» Provided records
§ §

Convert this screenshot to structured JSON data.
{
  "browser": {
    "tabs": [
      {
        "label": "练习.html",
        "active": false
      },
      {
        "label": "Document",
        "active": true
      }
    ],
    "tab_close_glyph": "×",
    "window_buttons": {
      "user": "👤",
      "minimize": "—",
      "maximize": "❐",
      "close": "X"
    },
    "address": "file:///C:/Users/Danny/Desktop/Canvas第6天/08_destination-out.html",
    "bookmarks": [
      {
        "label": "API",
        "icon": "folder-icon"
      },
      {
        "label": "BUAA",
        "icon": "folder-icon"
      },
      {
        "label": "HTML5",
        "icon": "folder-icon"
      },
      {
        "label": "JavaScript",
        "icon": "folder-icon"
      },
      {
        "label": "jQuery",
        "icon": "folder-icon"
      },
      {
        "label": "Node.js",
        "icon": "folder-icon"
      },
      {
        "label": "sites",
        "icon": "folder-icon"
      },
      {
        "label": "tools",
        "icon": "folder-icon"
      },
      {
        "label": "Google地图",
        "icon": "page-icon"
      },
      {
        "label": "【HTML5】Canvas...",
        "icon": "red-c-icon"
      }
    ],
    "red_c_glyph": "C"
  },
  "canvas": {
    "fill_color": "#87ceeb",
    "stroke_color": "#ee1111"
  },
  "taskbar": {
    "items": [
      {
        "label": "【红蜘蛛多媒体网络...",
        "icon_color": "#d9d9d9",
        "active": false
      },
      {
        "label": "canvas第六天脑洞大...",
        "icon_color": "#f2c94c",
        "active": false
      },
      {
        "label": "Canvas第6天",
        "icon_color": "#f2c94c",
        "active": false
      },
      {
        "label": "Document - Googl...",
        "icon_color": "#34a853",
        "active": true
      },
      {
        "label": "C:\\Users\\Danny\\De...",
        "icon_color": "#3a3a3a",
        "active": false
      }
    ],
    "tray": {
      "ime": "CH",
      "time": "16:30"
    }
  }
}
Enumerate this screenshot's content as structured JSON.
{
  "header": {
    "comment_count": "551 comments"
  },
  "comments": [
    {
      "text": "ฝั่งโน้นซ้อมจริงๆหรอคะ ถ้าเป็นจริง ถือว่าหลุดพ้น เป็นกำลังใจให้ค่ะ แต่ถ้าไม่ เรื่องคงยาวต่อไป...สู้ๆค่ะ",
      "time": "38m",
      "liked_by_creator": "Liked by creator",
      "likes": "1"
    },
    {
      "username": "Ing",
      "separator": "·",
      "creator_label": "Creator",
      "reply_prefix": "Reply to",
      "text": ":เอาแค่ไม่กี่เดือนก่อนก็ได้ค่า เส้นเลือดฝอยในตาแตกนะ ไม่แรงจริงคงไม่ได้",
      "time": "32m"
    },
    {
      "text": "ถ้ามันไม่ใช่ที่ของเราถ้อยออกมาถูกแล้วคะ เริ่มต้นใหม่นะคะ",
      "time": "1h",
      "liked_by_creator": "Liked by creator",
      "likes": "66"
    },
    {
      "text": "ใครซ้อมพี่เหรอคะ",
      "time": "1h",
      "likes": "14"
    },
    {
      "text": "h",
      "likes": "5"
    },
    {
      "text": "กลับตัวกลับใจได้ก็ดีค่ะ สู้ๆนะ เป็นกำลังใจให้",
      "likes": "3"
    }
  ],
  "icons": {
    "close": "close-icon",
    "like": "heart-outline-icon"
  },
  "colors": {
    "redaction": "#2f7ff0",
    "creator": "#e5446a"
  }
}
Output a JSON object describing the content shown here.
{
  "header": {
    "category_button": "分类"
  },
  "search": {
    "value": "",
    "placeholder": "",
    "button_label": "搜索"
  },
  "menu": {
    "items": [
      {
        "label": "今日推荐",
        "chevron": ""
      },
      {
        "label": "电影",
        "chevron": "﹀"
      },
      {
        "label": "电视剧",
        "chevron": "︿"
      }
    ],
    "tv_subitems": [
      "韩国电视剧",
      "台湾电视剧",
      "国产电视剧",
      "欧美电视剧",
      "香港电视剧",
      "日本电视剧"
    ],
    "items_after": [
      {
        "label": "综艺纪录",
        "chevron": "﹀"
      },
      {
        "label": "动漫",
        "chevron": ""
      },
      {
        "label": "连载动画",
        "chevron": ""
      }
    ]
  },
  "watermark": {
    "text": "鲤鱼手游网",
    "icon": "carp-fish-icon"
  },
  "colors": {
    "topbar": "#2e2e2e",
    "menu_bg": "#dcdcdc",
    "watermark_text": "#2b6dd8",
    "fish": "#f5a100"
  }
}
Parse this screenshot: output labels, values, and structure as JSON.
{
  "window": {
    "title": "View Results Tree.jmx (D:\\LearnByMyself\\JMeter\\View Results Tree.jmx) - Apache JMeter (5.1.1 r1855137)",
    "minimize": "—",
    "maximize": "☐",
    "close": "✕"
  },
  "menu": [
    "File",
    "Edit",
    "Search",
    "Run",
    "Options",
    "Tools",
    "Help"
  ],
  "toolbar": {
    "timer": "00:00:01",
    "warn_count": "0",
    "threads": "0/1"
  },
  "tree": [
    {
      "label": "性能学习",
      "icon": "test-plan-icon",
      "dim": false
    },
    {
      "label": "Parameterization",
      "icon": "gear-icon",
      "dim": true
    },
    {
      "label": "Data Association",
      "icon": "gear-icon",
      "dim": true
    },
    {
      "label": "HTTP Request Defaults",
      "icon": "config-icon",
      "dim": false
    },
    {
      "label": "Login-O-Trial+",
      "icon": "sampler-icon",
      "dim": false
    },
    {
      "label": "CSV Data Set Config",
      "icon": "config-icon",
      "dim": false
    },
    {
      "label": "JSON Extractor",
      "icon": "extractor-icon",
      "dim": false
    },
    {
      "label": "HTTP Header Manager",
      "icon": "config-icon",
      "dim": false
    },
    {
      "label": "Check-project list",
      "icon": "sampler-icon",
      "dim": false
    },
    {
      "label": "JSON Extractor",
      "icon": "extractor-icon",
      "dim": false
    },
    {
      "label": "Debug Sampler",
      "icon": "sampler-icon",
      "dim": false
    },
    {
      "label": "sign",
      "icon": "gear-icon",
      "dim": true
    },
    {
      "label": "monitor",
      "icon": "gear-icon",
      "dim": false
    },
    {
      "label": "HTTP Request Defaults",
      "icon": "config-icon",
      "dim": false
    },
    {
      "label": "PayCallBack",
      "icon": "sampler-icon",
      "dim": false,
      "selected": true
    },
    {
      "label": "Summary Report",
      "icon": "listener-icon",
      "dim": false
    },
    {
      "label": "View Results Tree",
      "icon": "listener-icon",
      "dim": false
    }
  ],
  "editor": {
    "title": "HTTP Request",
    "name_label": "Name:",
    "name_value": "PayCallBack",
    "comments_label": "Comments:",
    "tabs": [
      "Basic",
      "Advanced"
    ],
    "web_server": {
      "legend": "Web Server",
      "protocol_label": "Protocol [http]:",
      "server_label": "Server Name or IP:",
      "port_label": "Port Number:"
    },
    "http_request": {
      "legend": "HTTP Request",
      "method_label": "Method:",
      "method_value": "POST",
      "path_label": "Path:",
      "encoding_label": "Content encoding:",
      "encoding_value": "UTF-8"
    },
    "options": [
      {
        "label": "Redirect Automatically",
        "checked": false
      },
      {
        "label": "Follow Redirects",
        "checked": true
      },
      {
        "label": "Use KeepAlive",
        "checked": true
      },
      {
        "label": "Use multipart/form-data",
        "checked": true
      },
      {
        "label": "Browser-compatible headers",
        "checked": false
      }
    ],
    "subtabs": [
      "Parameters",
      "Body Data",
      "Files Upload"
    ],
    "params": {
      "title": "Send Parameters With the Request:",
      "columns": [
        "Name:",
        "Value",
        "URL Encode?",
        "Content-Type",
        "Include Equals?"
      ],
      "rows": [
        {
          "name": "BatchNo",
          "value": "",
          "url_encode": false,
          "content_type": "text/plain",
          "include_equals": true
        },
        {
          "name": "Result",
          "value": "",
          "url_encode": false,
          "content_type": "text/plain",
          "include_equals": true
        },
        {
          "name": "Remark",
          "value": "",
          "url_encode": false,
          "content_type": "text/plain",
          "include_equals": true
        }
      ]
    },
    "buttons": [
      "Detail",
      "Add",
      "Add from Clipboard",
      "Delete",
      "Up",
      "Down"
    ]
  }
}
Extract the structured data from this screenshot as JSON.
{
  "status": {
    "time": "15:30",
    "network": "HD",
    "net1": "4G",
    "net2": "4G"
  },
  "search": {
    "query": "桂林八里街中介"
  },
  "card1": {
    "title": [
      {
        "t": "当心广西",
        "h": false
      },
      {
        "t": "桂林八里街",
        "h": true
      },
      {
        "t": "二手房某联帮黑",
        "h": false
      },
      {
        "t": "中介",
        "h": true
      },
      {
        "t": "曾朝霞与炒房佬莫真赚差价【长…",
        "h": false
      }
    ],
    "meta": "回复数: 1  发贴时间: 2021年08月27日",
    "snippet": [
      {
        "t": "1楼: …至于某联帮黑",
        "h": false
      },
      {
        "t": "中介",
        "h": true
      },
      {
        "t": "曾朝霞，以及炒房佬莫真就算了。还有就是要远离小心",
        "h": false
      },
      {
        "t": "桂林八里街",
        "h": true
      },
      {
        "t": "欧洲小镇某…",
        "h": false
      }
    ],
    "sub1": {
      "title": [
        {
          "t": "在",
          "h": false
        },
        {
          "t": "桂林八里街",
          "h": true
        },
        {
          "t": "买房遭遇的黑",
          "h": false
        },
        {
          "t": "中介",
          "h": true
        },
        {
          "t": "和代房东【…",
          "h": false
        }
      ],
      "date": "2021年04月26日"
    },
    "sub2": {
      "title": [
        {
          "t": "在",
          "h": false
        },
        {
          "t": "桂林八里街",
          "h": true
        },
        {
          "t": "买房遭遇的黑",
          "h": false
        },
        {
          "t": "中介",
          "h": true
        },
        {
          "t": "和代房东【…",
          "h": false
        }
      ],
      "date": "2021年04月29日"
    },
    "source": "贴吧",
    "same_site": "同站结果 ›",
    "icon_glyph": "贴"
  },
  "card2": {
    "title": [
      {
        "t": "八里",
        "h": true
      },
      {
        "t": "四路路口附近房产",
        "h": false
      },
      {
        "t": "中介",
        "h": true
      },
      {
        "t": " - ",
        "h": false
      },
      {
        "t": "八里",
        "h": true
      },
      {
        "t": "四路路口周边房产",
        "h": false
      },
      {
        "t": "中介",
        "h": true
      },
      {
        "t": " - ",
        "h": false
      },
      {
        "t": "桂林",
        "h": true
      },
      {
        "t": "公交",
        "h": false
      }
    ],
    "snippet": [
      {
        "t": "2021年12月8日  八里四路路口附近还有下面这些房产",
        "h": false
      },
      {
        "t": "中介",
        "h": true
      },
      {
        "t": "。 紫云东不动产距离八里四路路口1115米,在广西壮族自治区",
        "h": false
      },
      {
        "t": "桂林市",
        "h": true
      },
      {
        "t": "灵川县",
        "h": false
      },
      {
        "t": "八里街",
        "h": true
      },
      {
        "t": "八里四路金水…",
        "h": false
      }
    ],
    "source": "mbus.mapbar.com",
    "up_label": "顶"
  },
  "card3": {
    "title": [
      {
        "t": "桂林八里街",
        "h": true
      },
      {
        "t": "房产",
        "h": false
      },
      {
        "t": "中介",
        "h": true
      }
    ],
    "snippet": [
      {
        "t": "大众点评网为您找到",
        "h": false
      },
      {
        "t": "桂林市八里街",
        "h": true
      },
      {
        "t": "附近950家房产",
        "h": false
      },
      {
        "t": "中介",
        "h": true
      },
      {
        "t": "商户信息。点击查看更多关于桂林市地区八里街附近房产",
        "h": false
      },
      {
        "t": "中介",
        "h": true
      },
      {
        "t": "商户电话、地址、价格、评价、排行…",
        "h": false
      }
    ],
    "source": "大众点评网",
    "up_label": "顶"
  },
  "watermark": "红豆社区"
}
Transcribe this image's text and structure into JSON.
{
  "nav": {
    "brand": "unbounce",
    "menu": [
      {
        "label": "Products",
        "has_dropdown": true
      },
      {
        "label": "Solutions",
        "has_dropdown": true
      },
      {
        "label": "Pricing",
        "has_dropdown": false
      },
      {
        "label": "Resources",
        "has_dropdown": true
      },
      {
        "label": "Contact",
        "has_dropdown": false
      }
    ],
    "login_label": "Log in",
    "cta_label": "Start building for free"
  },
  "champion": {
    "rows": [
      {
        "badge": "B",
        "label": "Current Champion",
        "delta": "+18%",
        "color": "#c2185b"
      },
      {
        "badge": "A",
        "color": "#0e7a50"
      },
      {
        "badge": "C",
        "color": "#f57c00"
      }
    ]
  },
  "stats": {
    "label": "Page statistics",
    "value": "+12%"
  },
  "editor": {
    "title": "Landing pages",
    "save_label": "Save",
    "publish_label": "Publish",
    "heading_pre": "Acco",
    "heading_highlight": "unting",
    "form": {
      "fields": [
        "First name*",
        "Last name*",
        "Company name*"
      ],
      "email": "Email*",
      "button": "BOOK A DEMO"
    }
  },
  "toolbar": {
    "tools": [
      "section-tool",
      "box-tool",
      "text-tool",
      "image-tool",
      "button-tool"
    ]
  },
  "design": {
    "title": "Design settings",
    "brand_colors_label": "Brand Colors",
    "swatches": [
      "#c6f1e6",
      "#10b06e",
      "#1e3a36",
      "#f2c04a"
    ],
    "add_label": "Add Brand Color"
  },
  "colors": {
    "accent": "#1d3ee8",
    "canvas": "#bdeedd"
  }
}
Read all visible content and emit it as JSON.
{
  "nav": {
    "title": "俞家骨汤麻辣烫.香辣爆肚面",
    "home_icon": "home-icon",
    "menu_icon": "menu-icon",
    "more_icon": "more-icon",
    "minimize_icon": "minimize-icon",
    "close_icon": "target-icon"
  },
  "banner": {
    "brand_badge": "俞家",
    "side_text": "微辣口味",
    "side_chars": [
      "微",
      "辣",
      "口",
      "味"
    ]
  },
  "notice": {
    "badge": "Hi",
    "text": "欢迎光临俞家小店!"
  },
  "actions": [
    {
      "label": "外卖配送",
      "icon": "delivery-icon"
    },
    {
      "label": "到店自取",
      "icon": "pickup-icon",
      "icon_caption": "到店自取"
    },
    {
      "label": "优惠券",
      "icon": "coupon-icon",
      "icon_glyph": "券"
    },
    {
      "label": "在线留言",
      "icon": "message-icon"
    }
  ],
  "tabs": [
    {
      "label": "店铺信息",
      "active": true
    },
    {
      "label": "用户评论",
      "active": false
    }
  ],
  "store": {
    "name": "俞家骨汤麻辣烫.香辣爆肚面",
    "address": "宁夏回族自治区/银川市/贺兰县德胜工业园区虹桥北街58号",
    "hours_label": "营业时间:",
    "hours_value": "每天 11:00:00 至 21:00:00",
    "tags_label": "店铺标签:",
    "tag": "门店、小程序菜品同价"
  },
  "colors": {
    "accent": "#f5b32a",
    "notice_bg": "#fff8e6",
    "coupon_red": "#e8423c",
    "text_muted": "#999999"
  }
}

§ §

» Written instruction
Only the number is wanted: how many lines of these entries contain the string "screenshot"?

» Result of the task
4